Start INPUT RECORDS

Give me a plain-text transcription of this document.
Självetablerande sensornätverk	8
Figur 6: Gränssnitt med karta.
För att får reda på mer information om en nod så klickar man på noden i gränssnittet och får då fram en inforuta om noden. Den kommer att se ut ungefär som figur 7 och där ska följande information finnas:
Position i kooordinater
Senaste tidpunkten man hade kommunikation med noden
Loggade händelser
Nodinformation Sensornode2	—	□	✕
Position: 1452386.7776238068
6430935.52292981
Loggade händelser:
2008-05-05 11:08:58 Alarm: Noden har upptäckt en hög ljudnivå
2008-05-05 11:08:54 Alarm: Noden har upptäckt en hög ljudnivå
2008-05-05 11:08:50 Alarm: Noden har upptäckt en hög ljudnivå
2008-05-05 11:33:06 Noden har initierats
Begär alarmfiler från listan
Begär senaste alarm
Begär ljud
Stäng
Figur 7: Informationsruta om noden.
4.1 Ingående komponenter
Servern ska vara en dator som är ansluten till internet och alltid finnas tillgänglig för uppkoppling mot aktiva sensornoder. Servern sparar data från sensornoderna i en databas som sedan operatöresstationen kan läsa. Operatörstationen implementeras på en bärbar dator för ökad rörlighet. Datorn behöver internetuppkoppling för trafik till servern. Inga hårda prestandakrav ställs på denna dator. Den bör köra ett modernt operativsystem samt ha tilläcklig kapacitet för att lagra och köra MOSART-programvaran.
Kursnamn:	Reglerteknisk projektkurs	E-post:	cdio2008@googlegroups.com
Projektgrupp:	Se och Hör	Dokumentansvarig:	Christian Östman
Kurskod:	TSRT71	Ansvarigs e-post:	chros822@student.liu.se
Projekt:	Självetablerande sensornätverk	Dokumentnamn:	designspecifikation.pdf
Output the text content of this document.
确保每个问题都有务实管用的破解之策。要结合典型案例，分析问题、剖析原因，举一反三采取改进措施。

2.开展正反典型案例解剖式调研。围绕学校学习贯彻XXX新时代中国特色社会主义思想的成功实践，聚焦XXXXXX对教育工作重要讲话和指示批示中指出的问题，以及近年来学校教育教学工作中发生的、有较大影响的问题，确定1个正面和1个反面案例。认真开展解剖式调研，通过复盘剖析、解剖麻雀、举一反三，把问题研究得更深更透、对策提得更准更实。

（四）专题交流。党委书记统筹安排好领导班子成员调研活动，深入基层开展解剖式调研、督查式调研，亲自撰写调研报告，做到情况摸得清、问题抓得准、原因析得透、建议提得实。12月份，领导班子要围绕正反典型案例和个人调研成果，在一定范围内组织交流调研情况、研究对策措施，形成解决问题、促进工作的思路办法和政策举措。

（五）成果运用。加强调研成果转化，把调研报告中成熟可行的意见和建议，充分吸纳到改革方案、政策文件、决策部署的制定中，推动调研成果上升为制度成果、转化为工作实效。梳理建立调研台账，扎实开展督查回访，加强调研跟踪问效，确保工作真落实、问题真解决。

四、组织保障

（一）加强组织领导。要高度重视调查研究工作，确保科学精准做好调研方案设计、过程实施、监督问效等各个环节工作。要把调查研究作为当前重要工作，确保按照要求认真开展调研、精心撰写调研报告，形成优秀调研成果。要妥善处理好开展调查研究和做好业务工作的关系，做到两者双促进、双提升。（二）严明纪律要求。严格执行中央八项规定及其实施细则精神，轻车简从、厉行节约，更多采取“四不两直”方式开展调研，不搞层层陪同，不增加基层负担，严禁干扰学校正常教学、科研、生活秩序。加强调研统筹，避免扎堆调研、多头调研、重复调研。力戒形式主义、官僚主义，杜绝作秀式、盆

End INPUT RECORDS

### [WHAT THE EXERCISE ASKS]
Scan the lines for the string "text". Copy out each line that matches.

### [TASK SOLUTION]
Give me a plain-text transcription of this document.
Output the text content of this document.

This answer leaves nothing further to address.